VANCOUVER—Two more transit agencies in Canada are now considering platform safety barriers to prevent people from falling onto the tracks — and a brand-new transit system being launched in Montreal in the 2020s will have all 26 of its stations equipped with the life-saving devices.
The announcements come weeks after a series of stories by StarMetro examined the 1,200 track-level deaths that have taken place on railway corridors across the country since 2007. These fatalities are a source of anguish for both the families of those killed as well as the transit workers forced to bear witness.
While not all the deaths are suicides, transit agencies have been forced to find multiple ways to handle people experiencing a mental-health crisis.
Critics say the installation of platform safety barriers could save numerous lives, particularly in urban centres. As recently as this summer, Canada’s largest transit workers union, the Amalgamated Transit Union, called for the installation of the devices in stations across the country.
In Vancouver, TransLink has announced that all trains purchased in the future will have matching door alignments, so all of its trains would be compatible should the agency install a universal set of platform safety doors.
Tony Rebelo, president of CUPE 7000, a union representing transit workers in Vancouver, said his union would be in favour of any barriers that completely prevent commuters from accessing the tracks.
“It’s all about putting the right barrier in place,” Rebelo said in an interview. “It is for passenger safety. It would definitely reduce incidents that would happen of this nature, which in turn helps our members.”

TASK REQUIREMENTS =
a) Return the part of the transit safety barrier article between "Critics say the" and "platform safety doors.", inclusive.
b) Take the article on transit platform safety barriers further, starting right after its last sentence.

DATASET =
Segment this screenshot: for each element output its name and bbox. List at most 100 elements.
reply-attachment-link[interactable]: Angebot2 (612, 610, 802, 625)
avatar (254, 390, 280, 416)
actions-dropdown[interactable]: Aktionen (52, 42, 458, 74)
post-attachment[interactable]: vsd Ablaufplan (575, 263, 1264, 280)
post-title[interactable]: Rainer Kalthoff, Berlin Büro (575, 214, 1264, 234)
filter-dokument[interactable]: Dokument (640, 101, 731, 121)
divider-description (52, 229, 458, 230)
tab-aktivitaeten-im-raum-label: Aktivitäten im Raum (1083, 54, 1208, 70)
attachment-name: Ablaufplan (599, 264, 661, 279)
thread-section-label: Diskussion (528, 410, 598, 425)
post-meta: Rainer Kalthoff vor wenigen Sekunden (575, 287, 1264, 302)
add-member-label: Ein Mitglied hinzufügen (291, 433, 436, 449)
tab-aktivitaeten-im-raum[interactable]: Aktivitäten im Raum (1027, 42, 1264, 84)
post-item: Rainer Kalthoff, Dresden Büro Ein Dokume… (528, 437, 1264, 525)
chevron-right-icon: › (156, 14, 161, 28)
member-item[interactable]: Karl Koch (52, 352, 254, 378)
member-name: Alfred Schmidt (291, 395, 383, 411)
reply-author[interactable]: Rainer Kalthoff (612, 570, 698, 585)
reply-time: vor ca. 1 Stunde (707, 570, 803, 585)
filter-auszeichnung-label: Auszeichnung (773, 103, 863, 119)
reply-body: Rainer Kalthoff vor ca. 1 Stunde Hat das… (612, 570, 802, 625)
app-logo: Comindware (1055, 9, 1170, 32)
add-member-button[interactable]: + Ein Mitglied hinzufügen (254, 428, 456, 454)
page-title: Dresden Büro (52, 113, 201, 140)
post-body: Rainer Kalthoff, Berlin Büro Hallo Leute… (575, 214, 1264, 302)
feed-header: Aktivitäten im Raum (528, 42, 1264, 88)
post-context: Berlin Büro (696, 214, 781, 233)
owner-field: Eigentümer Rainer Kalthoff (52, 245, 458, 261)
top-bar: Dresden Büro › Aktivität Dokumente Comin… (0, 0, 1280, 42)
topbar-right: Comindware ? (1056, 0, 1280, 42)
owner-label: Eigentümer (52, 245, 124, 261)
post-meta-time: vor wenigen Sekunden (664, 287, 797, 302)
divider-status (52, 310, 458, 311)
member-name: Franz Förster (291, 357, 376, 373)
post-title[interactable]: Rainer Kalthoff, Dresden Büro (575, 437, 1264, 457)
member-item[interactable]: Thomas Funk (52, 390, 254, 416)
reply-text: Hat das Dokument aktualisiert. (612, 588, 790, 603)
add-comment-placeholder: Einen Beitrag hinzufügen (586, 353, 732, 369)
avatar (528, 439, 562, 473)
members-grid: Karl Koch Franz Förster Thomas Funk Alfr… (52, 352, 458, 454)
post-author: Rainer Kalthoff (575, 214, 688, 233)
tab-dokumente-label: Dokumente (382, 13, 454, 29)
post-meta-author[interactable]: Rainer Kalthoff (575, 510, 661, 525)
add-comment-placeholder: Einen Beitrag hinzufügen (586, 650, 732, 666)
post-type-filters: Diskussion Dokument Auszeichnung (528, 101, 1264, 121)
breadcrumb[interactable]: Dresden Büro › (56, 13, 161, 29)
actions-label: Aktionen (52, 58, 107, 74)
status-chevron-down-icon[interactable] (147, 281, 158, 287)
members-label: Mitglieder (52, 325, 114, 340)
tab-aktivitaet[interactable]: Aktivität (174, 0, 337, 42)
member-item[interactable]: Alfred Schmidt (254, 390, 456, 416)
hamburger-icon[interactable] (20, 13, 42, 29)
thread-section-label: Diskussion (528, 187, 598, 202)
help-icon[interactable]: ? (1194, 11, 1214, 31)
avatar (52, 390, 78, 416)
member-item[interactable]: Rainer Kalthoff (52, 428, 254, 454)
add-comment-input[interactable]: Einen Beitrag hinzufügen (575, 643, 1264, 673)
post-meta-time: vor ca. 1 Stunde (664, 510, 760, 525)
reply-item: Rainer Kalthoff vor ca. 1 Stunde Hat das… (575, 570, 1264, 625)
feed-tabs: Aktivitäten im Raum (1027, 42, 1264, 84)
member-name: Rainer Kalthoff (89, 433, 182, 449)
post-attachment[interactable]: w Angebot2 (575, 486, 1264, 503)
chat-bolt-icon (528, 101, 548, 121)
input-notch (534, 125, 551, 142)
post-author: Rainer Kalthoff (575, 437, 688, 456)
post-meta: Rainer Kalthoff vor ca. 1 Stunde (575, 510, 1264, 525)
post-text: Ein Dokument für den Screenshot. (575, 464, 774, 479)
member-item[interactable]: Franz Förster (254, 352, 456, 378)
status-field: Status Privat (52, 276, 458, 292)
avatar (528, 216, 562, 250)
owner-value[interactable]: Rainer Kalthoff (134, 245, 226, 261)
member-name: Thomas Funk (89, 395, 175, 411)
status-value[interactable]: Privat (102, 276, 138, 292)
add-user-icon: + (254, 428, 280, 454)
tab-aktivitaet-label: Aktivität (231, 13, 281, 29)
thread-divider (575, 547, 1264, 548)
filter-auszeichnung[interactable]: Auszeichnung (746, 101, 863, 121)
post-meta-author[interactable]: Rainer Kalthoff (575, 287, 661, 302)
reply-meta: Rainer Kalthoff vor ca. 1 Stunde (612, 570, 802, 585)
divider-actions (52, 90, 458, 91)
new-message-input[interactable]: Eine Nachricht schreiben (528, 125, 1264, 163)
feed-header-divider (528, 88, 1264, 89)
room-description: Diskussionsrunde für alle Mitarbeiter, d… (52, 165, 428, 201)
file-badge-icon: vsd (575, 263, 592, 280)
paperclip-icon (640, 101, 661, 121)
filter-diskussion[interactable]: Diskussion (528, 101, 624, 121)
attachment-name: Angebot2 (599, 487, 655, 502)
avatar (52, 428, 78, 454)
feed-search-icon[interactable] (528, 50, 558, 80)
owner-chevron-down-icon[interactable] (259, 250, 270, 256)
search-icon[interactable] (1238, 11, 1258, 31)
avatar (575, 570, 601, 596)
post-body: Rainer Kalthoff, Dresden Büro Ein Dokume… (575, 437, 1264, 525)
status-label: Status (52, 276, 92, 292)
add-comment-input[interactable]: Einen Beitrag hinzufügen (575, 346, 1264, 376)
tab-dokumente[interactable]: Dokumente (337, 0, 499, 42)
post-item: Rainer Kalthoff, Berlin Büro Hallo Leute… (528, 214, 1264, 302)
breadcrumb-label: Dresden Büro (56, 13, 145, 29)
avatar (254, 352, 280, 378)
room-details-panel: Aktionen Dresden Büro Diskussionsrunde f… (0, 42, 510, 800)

RESPONSES BY TASK =
a)
Critics say the installation of platform safety barriers could save numerous lives, particularly in urban centres. As recently as this summer, Canada’s largest transit workers union, the Amalgamated Transit Union, called for the installation of the devices in stations across the country.
In Vancouver, TransLink has announced that all trains purchased in the future will have matching door alignments, so all of its trains would be compatible should the agency install a universal set of platform safety doors.

b)
The Société de transport de Montréal (STM) said five stations in its $3.9-billion Blue Line extension will be constructed to be compatible with platform safety barriers. Between 2007 and 2016, there were 173 attempts or successful suicides on STM’s system.
STM spokesman Philippe Déry said the barriers are being considered due to a growing number of commuters using the system.
“When the early planning of the Blue Line extension was in study, platform screen doors were immediately included in the requirements for the new stations,” Déry said.
And since the Blue Line is expected to significantly increase passengers on the existing Orange Line, the decision was made to study how to install barriers at 13 stations on the older line as well.
While those upgrades are merely under consideration, Montreal’s new $6.3-billion transit network will indeed come fully equipped with platform safety barriers.
In a statement, Réseau express métropolitain (REM) said the barriers would increase passenger safety by preventing commuters — as well as their possessions, such as cellphones — from falling onto the tracks. The barriers, the transit agency said, also make the system as a whole faster and more reliable.
REM’s director of engineering for rolling stock and systems Serge Mai said his organization did not specifically seek out systems equipped with barriers.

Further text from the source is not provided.